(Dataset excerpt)
--*--

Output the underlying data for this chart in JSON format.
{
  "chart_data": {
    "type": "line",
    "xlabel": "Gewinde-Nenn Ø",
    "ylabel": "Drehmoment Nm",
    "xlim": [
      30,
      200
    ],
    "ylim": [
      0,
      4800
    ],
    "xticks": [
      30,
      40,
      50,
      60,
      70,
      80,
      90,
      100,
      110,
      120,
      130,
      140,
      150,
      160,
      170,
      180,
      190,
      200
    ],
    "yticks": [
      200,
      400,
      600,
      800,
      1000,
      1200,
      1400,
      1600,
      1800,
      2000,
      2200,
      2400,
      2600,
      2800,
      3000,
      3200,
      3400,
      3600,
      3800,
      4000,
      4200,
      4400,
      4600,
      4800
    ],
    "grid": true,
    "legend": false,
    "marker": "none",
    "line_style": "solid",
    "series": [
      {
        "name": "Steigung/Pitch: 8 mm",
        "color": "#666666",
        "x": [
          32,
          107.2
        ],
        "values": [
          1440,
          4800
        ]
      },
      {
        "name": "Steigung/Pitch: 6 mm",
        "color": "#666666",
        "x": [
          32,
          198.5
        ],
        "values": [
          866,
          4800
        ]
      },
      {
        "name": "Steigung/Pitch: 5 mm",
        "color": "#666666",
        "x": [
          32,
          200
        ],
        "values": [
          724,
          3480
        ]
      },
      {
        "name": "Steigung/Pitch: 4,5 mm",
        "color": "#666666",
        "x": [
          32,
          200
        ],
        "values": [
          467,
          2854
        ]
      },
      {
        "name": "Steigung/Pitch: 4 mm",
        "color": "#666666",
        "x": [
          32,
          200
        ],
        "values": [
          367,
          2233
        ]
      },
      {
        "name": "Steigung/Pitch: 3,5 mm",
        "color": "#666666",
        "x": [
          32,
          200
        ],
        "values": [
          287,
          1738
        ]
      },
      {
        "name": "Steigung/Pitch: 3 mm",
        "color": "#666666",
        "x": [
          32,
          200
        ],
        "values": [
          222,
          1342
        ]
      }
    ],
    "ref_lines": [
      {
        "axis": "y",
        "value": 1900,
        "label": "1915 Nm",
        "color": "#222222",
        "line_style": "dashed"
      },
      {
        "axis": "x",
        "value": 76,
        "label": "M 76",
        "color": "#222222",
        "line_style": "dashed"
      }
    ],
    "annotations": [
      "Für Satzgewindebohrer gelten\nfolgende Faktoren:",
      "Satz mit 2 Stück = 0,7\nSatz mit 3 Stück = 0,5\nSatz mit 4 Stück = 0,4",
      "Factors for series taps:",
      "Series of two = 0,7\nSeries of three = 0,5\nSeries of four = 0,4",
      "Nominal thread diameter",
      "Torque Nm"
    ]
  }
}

--*--

From the preceding material, extract every line exactly.

### Exercise solution
Output the underlying data for this chart in JSON format.
{
  "chart_data": {
    "type": "line",
    "xlabel": "Gewinde-Nenn Ø",
    "ylabel": "Drehmoment Nm",
    "xlim": [
      30,
      200
    ],
    "ylim": [
      0,
      4800
    ],
    "xticks": [
      30,
      40,
      50,
      60,
      70,
      80,
      90,
      100,
      110,
      120,
      130,
      140,
      150,
      160,
      170,
      180,
      190,
      200
    ],
    "yticks": [
      200,
      400,
      600,
      800,
      1000,
      1200,
      1400,
      1600,
      1800,
      2000,
      2200,
      2400,
      2600,
      2800,
      3000,
      3200,
      3400,
      3600,
      3800,
      4000,
      4200,
      4400,
      4600,
      4800
    ],
    "grid": true,
    "legend": false,
    "marker": "none",
    "line_style": "solid",
    "series": [
      {
        "name": "Steigung/Pitch: 8 mm",
        "color": "#666666",
        "x": [
          32,
          107.2
        ],
        "values": [
          1440,
          4800
        ]
      },
      {
        "name": "Steigung/Pitch: 6 mm",
        "color": "#666666",
        "x": [
          32,
          198.5
        ],
        "values": [
          866,
          4800
        ]
      },
      {
        "name": "Steigung/Pitch: 5 mm",
        "color": "#666666",
        "x": [
          32,
          200
        ],
        "values": [
          724,
          3480
        ]
      },
      {
        "name": "Steigung/Pitch: 4,5 mm",
        "color": "#666666",
        "x": [
          32,
          200
        ],
        "values": [
          467,
          2854
        ]
      },
      {
        "name": "Steigung/Pitch: 4 mm",
        "color": "#666666",
        "x": [
          32,
          200
        ],
        "values": [
          367,
          2233
        ]
      },
      {
        "name": "Steigung/Pitch: 3,5 mm",
        "color": "#666666",
        "x": [
          32,
          200
        ],
        "values": [
          287,
          1738
        ]
      },
      {
        "name": "Steigung/Pitch: 3 mm",
        "color": "#666666",
        "x": [
          32,
          200
        ],
        "values": [
          222,
          1342
        ]
      }
    ],
    "ref_lines": [
      {
        "axis": "y",
        "value": 1900,
        "label": "1915 Nm",
        "color": "#222222",
        "line_style": "dashed"
      },
      {
        "axis": "x",
        "value": 76,
        "label": "M 76",
        "color": "#222222",
        "line_style": "dashed"
      }
    ],
    "annotations": [
      "Für Satzgewindebohrer gelten\nfolgende Faktoren:",
      "Satz mit 2 Stück = 0,7\nSatz mit 3 Stück = 0,5\nSatz mit 4 Stück = 0,4",
      "Factors for series taps:",
      "Series of two = 0,7\nSeries of three = 0,5\nSeries of four = 0,4",
      "Nominal thread diameter",
      "Torque Nm"
    ]
  }
}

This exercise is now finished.